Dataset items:
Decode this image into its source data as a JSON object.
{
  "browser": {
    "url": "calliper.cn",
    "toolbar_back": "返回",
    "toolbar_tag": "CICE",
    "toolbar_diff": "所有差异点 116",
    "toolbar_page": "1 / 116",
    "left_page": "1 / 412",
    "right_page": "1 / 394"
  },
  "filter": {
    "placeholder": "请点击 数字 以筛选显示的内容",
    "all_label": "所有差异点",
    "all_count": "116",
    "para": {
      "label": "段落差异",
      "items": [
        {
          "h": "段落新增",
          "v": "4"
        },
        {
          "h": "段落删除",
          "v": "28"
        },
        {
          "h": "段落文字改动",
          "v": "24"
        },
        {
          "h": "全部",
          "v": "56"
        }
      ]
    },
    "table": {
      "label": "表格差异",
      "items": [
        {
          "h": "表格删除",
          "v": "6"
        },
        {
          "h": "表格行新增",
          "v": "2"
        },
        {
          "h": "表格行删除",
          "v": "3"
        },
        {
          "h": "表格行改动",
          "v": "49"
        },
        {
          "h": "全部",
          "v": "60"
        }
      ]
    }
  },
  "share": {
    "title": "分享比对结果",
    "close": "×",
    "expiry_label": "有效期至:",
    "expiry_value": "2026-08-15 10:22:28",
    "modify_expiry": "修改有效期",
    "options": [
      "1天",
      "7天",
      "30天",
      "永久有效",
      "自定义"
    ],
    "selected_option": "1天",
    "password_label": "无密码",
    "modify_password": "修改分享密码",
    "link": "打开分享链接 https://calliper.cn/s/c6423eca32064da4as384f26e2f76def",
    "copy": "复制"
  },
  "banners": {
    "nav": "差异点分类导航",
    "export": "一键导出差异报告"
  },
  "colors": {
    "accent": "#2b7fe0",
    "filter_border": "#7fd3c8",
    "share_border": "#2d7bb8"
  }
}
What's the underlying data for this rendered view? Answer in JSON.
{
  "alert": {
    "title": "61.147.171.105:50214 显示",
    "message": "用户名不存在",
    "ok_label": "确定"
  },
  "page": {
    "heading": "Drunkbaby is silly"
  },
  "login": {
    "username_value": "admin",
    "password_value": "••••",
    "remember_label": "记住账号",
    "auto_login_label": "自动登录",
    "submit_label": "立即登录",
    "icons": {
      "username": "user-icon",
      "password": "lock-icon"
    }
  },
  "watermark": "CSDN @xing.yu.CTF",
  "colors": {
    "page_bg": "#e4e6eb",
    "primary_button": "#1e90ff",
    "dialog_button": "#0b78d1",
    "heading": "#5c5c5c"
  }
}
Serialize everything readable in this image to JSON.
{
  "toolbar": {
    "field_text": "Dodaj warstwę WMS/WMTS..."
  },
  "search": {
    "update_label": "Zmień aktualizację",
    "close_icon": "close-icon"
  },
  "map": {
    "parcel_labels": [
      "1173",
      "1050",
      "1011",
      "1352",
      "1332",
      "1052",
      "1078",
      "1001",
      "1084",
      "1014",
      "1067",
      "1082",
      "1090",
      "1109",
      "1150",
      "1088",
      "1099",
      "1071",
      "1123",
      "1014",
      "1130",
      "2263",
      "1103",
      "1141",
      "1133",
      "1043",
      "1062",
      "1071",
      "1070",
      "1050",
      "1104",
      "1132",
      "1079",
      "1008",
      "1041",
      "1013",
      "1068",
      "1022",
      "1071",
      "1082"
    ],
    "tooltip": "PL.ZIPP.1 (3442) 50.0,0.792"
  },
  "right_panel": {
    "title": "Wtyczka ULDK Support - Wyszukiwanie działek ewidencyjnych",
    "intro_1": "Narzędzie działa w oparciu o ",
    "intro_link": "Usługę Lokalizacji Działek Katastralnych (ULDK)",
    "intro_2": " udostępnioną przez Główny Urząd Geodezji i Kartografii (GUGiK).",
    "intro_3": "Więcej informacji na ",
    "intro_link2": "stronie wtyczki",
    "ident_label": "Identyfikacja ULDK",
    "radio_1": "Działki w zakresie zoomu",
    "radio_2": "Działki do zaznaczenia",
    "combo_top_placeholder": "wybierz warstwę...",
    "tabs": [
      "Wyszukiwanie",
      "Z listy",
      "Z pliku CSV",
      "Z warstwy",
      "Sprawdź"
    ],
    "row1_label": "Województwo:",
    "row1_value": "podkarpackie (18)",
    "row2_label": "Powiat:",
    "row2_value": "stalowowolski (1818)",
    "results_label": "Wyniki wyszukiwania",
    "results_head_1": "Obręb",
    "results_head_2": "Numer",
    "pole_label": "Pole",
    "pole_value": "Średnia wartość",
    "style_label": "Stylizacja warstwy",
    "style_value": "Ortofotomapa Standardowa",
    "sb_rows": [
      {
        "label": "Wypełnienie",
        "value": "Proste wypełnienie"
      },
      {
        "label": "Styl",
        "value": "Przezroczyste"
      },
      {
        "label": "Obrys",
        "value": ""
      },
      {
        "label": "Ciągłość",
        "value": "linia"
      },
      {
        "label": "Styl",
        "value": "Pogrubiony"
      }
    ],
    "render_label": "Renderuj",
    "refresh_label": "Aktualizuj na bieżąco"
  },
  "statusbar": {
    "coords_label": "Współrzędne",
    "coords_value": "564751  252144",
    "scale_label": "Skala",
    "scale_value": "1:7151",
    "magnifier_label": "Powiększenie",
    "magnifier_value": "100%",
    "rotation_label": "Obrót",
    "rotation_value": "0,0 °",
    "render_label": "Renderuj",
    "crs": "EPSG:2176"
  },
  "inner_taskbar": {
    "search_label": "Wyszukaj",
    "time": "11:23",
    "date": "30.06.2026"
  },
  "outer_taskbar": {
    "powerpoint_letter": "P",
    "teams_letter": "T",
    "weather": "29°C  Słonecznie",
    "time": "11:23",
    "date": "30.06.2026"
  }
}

_AIM_
Retype the listing. Match it exactly.

_FINAL RESULT_
Decode this image into its source data as a JSON object.
{
  "browser": {
    "url": "calliper.cn",
    "toolbar_back": "返回",
    "toolbar_tag": "CICE",
    "toolbar_diff": "所有差异点 116",
    "toolbar_page": "1 / 116",
    "left_page": "1 / 412",
    "right_page": "1 / 394"
  },
  "filter": {
    "placeholder": "请点击 数字 以筛选显示的内容",
    "all_label": "所有差异点",
    "all_count": "116",
    "para": {
      "label": "段落差异",
      "items": [
        {
          "h": "段落新增",
          "v": "4"
        },
        {
          "h": "段落删除",
          "v": "28"
        },
        {
          "h": "段落文字改动",
          "v": "24"
        },
        {
          "h": "全部",
          "v": "56"
        }
      ]
    },
    "table": {
      "label": "表格差异",
      "items": [
        {
          "h": "表格删除",
          "v": "6"
        },
        {
          "h": "表格行新增",
          "v": "2"
        },
        {
          "h": "表格行删除",
          "v": "3"
        },
        {
          "h": "表格行改动",
          "v": "49"
        },
        {
          "h": "全部",
          "v": "60"
        }
      ]
    }
  },
  "share": {
    "title": "分享比对结果",
    "close": "×",
    "expiry_label": "有效期至:",
    "expiry_value": "2026-08-15 10:22:28",
    "modify_expiry": "修改有效期",
    "options": [
      "1天",
      "7天",
      "30天",
      "永久有效",
      "自定义"
    ],
    "selected_option": "1天",
    "password_label": "无密码",
    "modify_password": "修改分享密码",
    "link": "打开分享链接 https://calliper.cn/s/c6423eca32064da4as384f26e2f76def",
    "copy": "复制"
  },
  "banners": {
    "nav": "差异点分类导航",
    "export": "一键导出差异报告"
  },
  "colors": {
    "accent": "#2b7fe0",
    "filter_border": "#7fd3c8",
    "share_border": "#2d7bb8"
  }
}
What's the underlying data for this rendered view? Answer in JSON.
{
  "alert": {
    "title": "61.147.171.105:50214 显示",
    "message": "用户名不存在",
    "ok_label": "确定"
  },
  "page": {
    "heading": "Drunkbaby is silly"
  },
  "login": {
    "username_value": "admin",
    "password_value": "••••",
    "remember_label": "记住账号",
    "auto_login_label": "自动登录",
    "submit_label": "立即登录",
    "icons": {
      "username": "user-icon",
      "password": "lock-icon"
    }
  },
  "watermark": "CSDN @xing.yu.CTF",
  "colors": {
    "page_bg": "#e4e6eb",
    "primary_button": "#1e90ff",
    "dialog_button": "#0b78d1",
    "heading": "#5c5c5c"
  }
}
Serialize everything readable in this image to JSON.
{
  "toolbar": {
    "field_text": "Dodaj warstwę WMS/WMTS..."
  },
  "search": {
    "update_label": "Zmień aktualizację",
    "close_icon": "close-icon"
  },
  "map": {
    "parcel_labels": [
      "1173",
      "1050",
      "1011",
      "1352",
      "1332",
      "1052",
      "1078",
      "1001",
      "1084",
      "1014",
      "1067",
      "1082",
      "1090",
      "1109",
      "1150",
      "1088",
      "1099",
      "1071",
      "1123",
      "1014",
      "1130",
      "2263",
      "1103",
      "1141",
      "1133",
      "1043",
      "1062",
      "1071",
      "1070",
      "1050",
      "1104",
      "1132",
      "1079",
      "1008",
      "1041",
      "1013",
      "1068",
      "1022",
      "1071",
      "1082"
    ],
    "tooltip": "PL.ZIPP.1 (3442) 50.0,0.792"
  },
  "right_panel": {
    "title": "Wtyczka ULDK Support - Wyszukiwanie działek ewidencyjnych",
    "intro_1": "Narzędzie działa w oparciu o ",
    "intro_link": "Usługę Lokalizacji Działek Katastralnych (ULDK)",
    "intro_2": " udostępnioną przez Główny Urząd Geodezji i Kartografii (GUGiK).",
    "intro_3": "Więcej informacji na ",
    "intro_link2": "stronie wtyczki",
    "ident_label": "Identyfikacja ULDK",
    "radio_1": "Działki w zakresie zoomu",
    "radio_2": "Działki do zaznaczenia",
    "combo_top_placeholder": "wybierz warstwę...",
    "tabs": [
      "Wyszukiwanie",
      "Z listy",
      "Z pliku CSV",
      "Z warstwy",
      "Sprawdź"
    ],
    "row1_label": "Województwo:",
    "row1_value": "podkarpackie (18)",
    "row2_label": "Powiat:",
    "row2_value": "stalowowolski (1818)",
    "results_label": "Wyniki wyszukiwania",
    "results_head_1": "Obręb",
    "results_head_2": "Numer",
    "pole_label": "Pole",
    "pole_value": "Średnia wartość",
    "style_label": "Stylizacja warstwy",
    "style_value": "Ortofotomapa Standardowa",
    "sb_rows": [
      {
        "label": "Wypełnienie",
        "value": "Proste wypełnienie"
      },
      {
        "label": "Styl",
        "value": "Przezroczyste"
      },
      {
        "label": "Obrys",
        "value": ""
      },
      {
        "label": "Ciągłość",
        "value": "linia"
      },
      {
        "label": "Styl",
        "value": "Pogrubiony"
      }
    ],
    "render_label": "Renderuj",
    "refresh_label": "Aktualizuj na bieżąco"
  },
  "statusbar": {
    "coords_label": "Współrzędne",
    "coords_value": "564751  252144",
    "scale_label": "Skala",
    "scale_value": "1:7151",
    "magnifier_label": "Powiększenie",
    "magnifier_value": "100%",
    "rotation_label": "Obrót",
    "rotation_value": "0,0 °",
    "render_label": "Renderuj",
    "crs": "EPSG:2176"
  },
  "inner_taskbar": {
    "search_label": "Wyszukaj",
    "time": "11:23",
    "date": "30.06.2026"
  },
  "outer_taskbar": {
    "powerpoint_letter": "P",
    "teams_letter": "T",
    "weather": "29°C  Słonecznie",
    "time": "11:23",
    "date": "30.06.2026"
  }
}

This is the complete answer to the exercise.